* EXERCISE
Copy the lines holding the word "What", all of them.

* SUPPLIED MATERIAL
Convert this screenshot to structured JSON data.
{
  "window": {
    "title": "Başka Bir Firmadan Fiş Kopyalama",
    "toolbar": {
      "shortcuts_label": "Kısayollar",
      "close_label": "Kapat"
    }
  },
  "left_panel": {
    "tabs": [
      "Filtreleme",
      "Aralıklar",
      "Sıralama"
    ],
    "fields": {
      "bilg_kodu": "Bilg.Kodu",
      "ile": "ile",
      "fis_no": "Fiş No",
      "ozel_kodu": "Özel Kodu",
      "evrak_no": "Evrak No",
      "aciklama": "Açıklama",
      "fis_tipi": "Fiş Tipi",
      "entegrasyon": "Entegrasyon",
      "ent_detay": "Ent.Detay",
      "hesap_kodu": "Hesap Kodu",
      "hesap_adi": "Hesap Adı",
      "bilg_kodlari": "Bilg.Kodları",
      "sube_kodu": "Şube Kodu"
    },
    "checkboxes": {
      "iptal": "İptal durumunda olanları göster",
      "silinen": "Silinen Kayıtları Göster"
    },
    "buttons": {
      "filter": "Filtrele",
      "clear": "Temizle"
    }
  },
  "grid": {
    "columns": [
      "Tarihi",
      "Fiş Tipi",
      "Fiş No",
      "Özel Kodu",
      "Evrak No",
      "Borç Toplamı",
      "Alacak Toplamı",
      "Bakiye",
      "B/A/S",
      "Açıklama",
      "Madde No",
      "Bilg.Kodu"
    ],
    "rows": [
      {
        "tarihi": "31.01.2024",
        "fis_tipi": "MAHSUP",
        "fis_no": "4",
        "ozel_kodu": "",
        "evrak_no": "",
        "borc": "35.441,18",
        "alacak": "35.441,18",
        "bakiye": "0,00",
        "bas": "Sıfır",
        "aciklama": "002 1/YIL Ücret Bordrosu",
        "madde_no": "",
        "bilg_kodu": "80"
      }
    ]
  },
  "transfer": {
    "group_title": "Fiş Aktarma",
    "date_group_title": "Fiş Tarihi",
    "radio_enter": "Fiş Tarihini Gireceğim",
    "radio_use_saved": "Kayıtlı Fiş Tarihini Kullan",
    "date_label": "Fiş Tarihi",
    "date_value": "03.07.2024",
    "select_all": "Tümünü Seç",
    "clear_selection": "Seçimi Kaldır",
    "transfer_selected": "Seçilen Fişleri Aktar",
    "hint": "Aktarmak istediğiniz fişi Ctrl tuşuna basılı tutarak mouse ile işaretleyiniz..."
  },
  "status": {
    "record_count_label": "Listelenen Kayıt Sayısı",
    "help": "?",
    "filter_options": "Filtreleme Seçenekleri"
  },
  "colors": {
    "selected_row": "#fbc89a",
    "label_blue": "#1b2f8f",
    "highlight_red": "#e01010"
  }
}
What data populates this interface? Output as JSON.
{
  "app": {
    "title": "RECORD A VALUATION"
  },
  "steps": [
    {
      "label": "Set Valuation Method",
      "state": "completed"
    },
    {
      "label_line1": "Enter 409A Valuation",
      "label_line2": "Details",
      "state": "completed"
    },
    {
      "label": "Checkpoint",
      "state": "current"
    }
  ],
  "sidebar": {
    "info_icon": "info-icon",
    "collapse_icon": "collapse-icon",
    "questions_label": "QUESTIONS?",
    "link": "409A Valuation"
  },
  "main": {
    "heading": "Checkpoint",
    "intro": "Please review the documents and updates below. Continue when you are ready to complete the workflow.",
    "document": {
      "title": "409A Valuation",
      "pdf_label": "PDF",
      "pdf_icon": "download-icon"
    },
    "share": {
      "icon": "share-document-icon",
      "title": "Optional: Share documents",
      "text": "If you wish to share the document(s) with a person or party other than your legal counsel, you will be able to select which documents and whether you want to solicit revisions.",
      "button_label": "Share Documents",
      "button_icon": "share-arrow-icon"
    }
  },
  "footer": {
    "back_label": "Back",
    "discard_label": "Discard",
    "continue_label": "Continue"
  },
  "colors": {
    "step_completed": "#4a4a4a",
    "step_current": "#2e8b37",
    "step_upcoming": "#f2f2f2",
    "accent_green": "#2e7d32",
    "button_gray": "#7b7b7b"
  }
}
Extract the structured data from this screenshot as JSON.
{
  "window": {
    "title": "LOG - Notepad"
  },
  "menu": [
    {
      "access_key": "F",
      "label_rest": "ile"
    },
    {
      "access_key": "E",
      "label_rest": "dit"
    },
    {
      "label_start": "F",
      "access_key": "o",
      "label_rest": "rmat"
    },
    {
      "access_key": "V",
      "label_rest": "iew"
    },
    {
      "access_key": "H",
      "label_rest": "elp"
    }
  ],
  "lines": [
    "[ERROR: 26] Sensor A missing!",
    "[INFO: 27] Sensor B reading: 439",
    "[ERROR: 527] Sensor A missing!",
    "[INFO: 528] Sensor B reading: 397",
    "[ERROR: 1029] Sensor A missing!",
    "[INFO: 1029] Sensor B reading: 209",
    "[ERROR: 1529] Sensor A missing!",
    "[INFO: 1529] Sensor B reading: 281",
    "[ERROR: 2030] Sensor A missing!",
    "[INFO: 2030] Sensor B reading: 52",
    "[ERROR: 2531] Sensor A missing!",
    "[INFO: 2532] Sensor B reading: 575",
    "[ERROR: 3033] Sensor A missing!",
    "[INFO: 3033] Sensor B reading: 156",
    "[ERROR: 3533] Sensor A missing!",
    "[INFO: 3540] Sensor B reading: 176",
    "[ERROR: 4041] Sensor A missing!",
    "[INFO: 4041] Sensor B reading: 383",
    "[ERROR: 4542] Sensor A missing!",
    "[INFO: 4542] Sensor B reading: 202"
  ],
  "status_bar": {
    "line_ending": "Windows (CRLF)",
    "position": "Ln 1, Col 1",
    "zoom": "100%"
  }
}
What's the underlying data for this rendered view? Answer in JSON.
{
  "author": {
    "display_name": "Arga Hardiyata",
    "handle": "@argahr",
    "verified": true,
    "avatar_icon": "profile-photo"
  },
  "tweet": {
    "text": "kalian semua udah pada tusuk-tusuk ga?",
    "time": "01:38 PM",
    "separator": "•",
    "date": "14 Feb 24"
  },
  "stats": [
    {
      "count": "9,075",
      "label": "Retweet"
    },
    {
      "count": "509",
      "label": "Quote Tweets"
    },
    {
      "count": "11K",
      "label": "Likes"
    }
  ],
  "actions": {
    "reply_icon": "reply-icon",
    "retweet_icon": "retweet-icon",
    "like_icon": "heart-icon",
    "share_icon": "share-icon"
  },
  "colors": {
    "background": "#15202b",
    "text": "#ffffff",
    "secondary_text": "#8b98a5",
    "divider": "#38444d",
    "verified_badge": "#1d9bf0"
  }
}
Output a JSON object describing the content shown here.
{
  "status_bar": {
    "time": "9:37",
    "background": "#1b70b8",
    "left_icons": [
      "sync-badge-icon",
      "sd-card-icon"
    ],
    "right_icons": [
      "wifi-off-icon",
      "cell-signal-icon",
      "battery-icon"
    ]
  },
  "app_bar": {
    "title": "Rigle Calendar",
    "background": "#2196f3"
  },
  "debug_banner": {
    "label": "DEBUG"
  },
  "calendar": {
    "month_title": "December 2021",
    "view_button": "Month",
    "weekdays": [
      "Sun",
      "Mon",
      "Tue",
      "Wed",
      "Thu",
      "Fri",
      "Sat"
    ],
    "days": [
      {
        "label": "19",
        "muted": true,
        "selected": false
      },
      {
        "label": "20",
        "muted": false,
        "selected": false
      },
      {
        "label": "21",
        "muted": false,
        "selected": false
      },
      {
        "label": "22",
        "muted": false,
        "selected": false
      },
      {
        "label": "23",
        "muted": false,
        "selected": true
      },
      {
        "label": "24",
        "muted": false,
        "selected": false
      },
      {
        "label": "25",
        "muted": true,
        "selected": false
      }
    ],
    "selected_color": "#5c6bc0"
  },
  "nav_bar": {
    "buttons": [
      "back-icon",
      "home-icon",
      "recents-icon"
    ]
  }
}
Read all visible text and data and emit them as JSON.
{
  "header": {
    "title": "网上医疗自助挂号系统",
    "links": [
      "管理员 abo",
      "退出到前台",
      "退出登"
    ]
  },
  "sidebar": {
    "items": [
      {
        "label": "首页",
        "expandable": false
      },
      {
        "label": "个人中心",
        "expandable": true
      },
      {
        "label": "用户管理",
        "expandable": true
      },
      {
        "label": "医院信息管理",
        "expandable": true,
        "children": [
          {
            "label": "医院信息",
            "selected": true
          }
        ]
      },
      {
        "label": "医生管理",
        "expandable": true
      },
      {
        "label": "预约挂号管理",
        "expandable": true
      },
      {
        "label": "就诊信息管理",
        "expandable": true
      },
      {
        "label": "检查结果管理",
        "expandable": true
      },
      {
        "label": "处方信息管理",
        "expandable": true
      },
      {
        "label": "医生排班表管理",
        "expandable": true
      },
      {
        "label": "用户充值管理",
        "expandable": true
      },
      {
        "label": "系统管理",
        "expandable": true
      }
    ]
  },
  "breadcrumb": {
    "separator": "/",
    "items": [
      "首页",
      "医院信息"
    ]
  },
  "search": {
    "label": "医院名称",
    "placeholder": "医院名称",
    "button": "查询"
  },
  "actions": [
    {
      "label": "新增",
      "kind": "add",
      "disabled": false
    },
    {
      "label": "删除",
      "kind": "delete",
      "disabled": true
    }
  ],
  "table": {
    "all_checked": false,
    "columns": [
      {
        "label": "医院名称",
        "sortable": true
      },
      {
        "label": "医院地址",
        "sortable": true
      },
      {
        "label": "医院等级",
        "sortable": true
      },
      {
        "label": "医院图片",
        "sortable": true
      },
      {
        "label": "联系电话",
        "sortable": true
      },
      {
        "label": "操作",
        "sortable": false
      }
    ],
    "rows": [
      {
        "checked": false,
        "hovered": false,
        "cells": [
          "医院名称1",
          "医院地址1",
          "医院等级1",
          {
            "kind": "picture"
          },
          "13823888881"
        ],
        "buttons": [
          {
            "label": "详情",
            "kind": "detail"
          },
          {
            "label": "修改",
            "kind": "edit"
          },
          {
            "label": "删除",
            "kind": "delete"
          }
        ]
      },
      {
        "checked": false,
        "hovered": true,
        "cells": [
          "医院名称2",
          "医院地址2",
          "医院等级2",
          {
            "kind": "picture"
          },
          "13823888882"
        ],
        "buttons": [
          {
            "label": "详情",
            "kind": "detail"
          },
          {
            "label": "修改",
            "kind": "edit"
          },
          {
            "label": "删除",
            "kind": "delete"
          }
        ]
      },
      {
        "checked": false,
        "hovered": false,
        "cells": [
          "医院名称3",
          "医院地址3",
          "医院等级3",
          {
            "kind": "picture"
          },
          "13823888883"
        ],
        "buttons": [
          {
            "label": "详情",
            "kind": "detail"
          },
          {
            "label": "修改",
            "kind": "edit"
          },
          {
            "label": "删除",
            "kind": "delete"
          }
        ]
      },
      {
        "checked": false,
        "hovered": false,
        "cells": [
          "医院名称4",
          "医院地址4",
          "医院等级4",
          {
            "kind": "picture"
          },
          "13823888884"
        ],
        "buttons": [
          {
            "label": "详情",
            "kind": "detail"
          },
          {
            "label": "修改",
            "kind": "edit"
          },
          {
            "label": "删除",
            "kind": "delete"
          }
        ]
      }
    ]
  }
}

* EXERCISE OUTPUT
What data populates this interface? Output as JSON.
What's the underlying data for this rendered view? Answer in JSON.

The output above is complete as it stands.